(Data listing)
——————————
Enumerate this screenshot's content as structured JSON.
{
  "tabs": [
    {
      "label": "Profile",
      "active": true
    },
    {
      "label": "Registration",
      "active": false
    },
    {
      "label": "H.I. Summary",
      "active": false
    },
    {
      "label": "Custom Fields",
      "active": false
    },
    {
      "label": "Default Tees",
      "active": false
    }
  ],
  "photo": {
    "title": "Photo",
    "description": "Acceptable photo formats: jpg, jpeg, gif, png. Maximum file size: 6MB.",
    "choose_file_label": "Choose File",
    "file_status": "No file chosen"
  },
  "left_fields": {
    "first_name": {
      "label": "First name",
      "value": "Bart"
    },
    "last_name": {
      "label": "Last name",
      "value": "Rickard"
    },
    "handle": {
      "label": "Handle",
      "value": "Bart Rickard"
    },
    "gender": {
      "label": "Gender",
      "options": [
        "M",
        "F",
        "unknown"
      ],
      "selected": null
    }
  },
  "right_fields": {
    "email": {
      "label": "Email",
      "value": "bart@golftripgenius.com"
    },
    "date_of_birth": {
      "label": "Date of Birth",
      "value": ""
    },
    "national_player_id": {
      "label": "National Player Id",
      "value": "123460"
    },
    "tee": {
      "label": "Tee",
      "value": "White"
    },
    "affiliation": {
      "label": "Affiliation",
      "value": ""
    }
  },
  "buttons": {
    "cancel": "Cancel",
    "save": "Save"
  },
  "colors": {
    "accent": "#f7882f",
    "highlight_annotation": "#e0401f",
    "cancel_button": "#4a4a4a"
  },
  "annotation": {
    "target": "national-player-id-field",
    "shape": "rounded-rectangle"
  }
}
——————————
- [Requirement]
Return the entries above exactly, each one complete.

- [Expected answer]
Enumerate this screenshot's content as structured JSON.
{
  "tabs": [
    {
      "label": "Profile",
      "active": true
    },
    {
      "label": "Registration",
      "active": false
    },
    {
      "label": "H.I. Summary",
      "active": false
    },
    {
      "label": "Custom Fields",
      "active": false
    },
    {
      "label": "Default Tees",
      "active": false
    }
  ],
  "photo": {
    "title": "Photo",
    "description": "Acceptable photo formats: jpg, jpeg, gif, png. Maximum file size: 6MB.",
    "choose_file_label": "Choose File",
    "file_status": "No file chosen"
  },
  "left_fields": {
    "first_name": {
      "label": "First name",
      "value": "Bart"
    },
    "last_name": {
      "label": "Last name",
      "value": "Rickard"
    },
    "handle": {
      "label": "Handle",
      "value": "Bart Rickard"
    },
    "gender": {
      "label": "Gender",
      "options": [
        "M",
        "F",
        "unknown"
      ],
      "selected": null
    }
  },
  "right_fields": {
    "email": {
      "label": "Email",
      "value": "bart@golftripgenius.com"
    },
    "date_of_birth": {
      "label": "Date of Birth",
      "value": ""
    },
    "national_player_id": {
      "label": "National Player Id",
      "value": "123460"
    },
    "tee": {
      "label": "Tee",
      "value": "White"
    },
    "affiliation": {
      "label": "Affiliation",
      "value": ""
    }
  },
  "buttons": {
    "cancel": "Cancel",
    "save": "Save"
  },
  "colors": {
    "accent": "#f7882f",
    "highlight_annotation": "#e0401f",
    "cancel_button": "#4a4a4a"
  },
  "annotation": {
    "target": "national-player-id-field",
    "shape": "rounded-rectangle"
  }
}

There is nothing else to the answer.